┏━━

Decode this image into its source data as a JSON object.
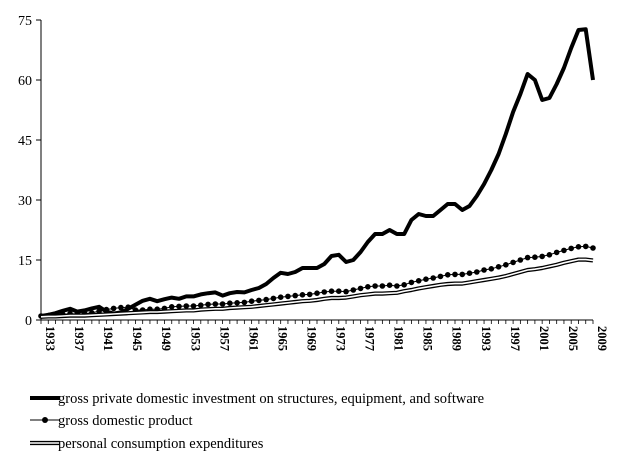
{
  "chart_data": {
    "type": "line",
    "title": "",
    "xlabel": "",
    "ylabel": "",
    "xlim": [
      1933,
      2009
    ],
    "ylim": [
      0,
      75
    ],
    "yticks": [
      0,
      15,
      30,
      45,
      60,
      75
    ],
    "xticks": [
      1933,
      1937,
      1941,
      1945,
      1949,
      1953,
      1957,
      1961,
      1965,
      1969,
      1973,
      1977,
      1981,
      1985,
      1989,
      1993,
      1997,
      2001,
      2005,
      2009
    ],
    "grid": "none",
    "legend_position": "bottom",
    "x": [
      1933,
      1934,
      1935,
      1936,
      1937,
      1938,
      1939,
      1940,
      1941,
      1942,
      1943,
      1944,
      1945,
      1946,
      1947,
      1948,
      1949,
      1950,
      1951,
      1952,
      1953,
      1954,
      1955,
      1956,
      1957,
      1958,
      1959,
      1960,
      1961,
      1962,
      1963,
      1964,
      1965,
      1966,
      1967,
      1968,
      1969,
      1970,
      1971,
      1972,
      1973,
      1974,
      1975,
      1976,
      1977,
      1978,
      1979,
      1980,
      1981,
      1982,
      1983,
      1984,
      1985,
      1986,
      1987,
      1988,
      1989,
      1990,
      1991,
      1992,
      1993,
      1994,
      1995,
      1996,
      1997,
      1998,
      1999,
      2000,
      2001,
      2002,
      2003,
      2004,
      2005,
      2006,
      2007,
      2008,
      2009
    ],
    "series": [
      {
        "name": "gross private domestic investment on structures, equipment, and software",
        "style": "thick",
        "values": [
          1.0,
          1.3,
          1.7,
          2.3,
          2.8,
          2.1,
          2.4,
          2.9,
          3.3,
          2.1,
          1.6,
          1.9,
          2.8,
          3.8,
          4.8,
          5.3,
          4.7,
          5.2,
          5.6,
          5.3,
          5.9,
          5.9,
          6.4,
          6.7,
          6.9,
          6.1,
          6.7,
          7.0,
          6.9,
          7.5,
          8.0,
          9.0,
          10.5,
          11.8,
          11.5,
          12.0,
          13.0,
          13.0,
          13.0,
          14.0,
          16.0,
          16.3,
          14.5,
          15.0,
          17.0,
          19.5,
          21.5,
          21.5,
          22.5,
          21.5,
          21.5,
          25.0,
          26.5,
          26.0,
          26.0,
          27.5,
          29.0,
          29.0,
          27.5,
          28.5,
          31.0,
          34.0,
          37.5,
          41.5,
          46.5,
          52.0,
          56.5,
          61.5,
          60.0,
          55.0,
          55.5,
          59.0,
          63.0,
          68.0,
          72.5,
          72.7,
          60.0
        ]
      },
      {
        "name": "gross domestic product",
        "style": "dotted",
        "values": [
          1.0,
          1.1,
          1.3,
          1.4,
          1.6,
          1.5,
          1.6,
          1.8,
          2.2,
          2.6,
          2.9,
          3.1,
          3.2,
          2.5,
          2.5,
          2.7,
          2.7,
          2.9,
          3.3,
          3.4,
          3.5,
          3.5,
          3.7,
          3.9,
          4.0,
          4.0,
          4.2,
          4.3,
          4.4,
          4.7,
          4.9,
          5.1,
          5.4,
          5.7,
          5.9,
          6.1,
          6.3,
          6.4,
          6.7,
          7.0,
          7.2,
          7.2,
          7.1,
          7.5,
          7.9,
          8.3,
          8.5,
          8.5,
          8.7,
          8.5,
          8.8,
          9.4,
          9.8,
          10.2,
          10.5,
          10.9,
          11.3,
          11.4,
          11.4,
          11.7,
          12.0,
          12.5,
          12.8,
          13.3,
          13.8,
          14.4,
          15.0,
          15.6,
          15.7,
          15.9,
          16.3,
          16.9,
          17.4,
          17.9,
          18.3,
          18.4,
          18.0
        ]
      },
      {
        "name": "personal consumption expenditures",
        "style": "double",
        "values": [
          0.8,
          0.9,
          0.9,
          1.0,
          1.1,
          1.1,
          1.1,
          1.2,
          1.3,
          1.4,
          1.5,
          1.6,
          1.7,
          1.8,
          1.9,
          2.0,
          2.0,
          2.1,
          2.2,
          2.3,
          2.4,
          2.4,
          2.6,
          2.7,
          2.8,
          2.8,
          3.0,
          3.1,
          3.2,
          3.3,
          3.5,
          3.7,
          3.9,
          4.1,
          4.3,
          4.5,
          4.7,
          4.8,
          5.0,
          5.3,
          5.5,
          5.5,
          5.6,
          5.9,
          6.2,
          6.4,
          6.6,
          6.6,
          6.7,
          6.8,
          7.2,
          7.5,
          7.9,
          8.2,
          8.5,
          8.8,
          9.0,
          9.1,
          9.1,
          9.4,
          9.7,
          10.0,
          10.3,
          10.6,
          11.0,
          11.5,
          12.0,
          12.5,
          12.7,
          13.0,
          13.4,
          13.8,
          14.3,
          14.7,
          15.1,
          15.1,
          14.9
        ]
      }
    ]
  }
}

┗━━

Exclude the pictures and transcribe all of the entries exactly.

* The solution *
Decode this image into its source data as a JSON object.
{
  "chart_data": {
    "type": "line",
    "title": "",
    "xlabel": "",
    "ylabel": "",
    "xlim": [
      1933,
      2009
    ],
    "ylim": [
      0,
      75
    ],
    "yticks": [
      0,
      15,
      30,
      45,
      60,
      75
    ],
    "xticks": [
      1933,
      1937,
      1941,
      1945,
      1949,
      1953,
      1957,
      1961,
      1965,
      1969,
      1973,
      1977,
      1981,
      1985,
      1989,
      1993,
      1997,
      2001,
      2005,
      2009
    ],
    "grid": "none",
    "legend_position": "bottom",
    "x": [
      1933,
      1934,
      1935,
      1936,
      1937,
      1938,
      1939,
      1940,
      1941,
      1942,
      1943,
      1944,
      1945,
      1946,
      1947,
      1948,
      1949,
      1950,
      1951,
      1952,
      1953,
      1954,
      1955,
      1956,
      1957,
      1958,
      1959,
      1960,
      1961,
      1962,
      1963,
      1964,
      1965,
      1966,
      1967,
      1968,
      1969,
      1970,
      1971,
      1972,
      1973,
      1974,
      1975,
      1976,
      1977,
      1978,
      1979,
      1980,
      1981,
      1982,
      1983,
      1984,
      1985,
      1986,
      1987,
      1988,
      1989,
      1990,
      1991,
      1992,
      1993,
      1994,
      1995,
      1996,
      1997,
      1998,
      1999,
      2000,
      2001,
      2002,
      2003,
      2004,
      2005,
      2006,
      2007,
      2008,
      2009
    ],
    "series": [
      {
        "name": "gross private domestic investment on structures, equipment, and software",
        "style": "thick",
        "values": [
          1.0,
          1.3,
          1.7,
          2.3,
          2.8,
          2.1,
          2.4,
          2.9,
          3.3,
          2.1,
          1.6,
          1.9,
          2.8,
          3.8,
          4.8,
          5.3,
          4.7,
          5.2,
          5.6,
          5.3,
          5.9,
          5.9,
          6.4,
          6.7,
          6.9,
          6.1,
          6.7,
          7.0,
          6.9,
          7.5,
          8.0,
          9.0,
          10.5,
          11.8,
          11.5,
          12.0,
          13.0,
          13.0,
          13.0,
          14.0,
          16.0,
          16.3,
          14.5,
          15.0,
          17.0,
          19.5,
          21.5,
          21.5,
          22.5,
          21.5,
          21.5,
          25.0,
          26.5,
          26.0,
          26.0,
          27.5,
          29.0,
          29.0,
          27.5,
          28.5,
          31.0,
          34.0,
          37.5,
          41.5,
          46.5,
          52.0,
          56.5,
          61.5,
          60.0,
          55.0,
          55.5,
          59.0,
          63.0,
          68.0,
          72.5,
          72.7,
          60.0
        ]
      },
      {
        "name": "gross domestic product",
        "style": "dotted",
        "values": [
          1.0,
          1.1,
          1.3,
          1.4,
          1.6,
          1.5,
          1.6,
          1.8,
          2.2,
          2.6,
          2.9,
          3.1,
          3.2,
          2.5,
          2.5,
          2.7,
          2.7,
          2.9,
          3.3,
          3.4,
          3.5,
          3.5,
          3.7,
          3.9,
          4.0,
          4.0,
          4.2,
          4.3,
          4.4,
          4.7,
          4.9,
          5.1,
          5.4,
          5.7,
          5.9,
          6.1,
          6.3,
          6.4,
          6.7,
          7.0,
          7.2,
          7.2,
          7.1,
          7.5,
          7.9,
          8.3,
          8.5,
          8.5,
          8.7,
          8.5,
          8.8,
          9.4,
          9.8,
          10.2,
          10.5,
          10.9,
          11.3,
          11.4,
          11.4,
          11.7,
          12.0,
          12.5,
          12.8,
          13.3,
          13.8,
          14.4,
          15.0,
          15.6,
          15.7,
          15.9,
          16.3,
          16.9,
          17.4,
          17.9,
          18.3,
          18.4,
          18.0
        ]
      },
      {
        "name": "personal consumption expenditures",
        "style": "double",
        "values": [
          0.8,
          0.9,
          0.9,
          1.0,
          1.1,
          1.1,
          1.1,
          1.2,
          1.3,
          1.4,
          1.5,
          1.6,
          1.7,
          1.8,
          1.9,
          2.0,
          2.0,
          2.1,
          2.2,
          2.3,
          2.4,
          2.4,
          2.6,
          2.7,
          2.8,
          2.8,
          3.0,
          3.1,
          3.2,
          3.3,
          3.5,
          3.7,
          3.9,
          4.1,
          4.3,
          4.5,
          4.7,
          4.8,
          5.0,
          5.3,
          5.5,
          5.5,
          5.6,
          5.9,
          6.2,
          6.4,
          6.6,
          6.6,
          6.7,
          6.8,
          7.2,
          7.5,
          7.9,
          8.2,
          8.5,
          8.8,
          9.0,
          9.1,
          9.1,
          9.4,
          9.7,
          10.0,
          10.3,
          10.6,
          11.0,
          11.5,
          12.0,
          12.5,
          12.7,
          13.0,
          13.4,
          13.8,
          14.3,
          14.7,
          15.1,
          15.1,
          14.9
        ]
      }
    ]
  }
}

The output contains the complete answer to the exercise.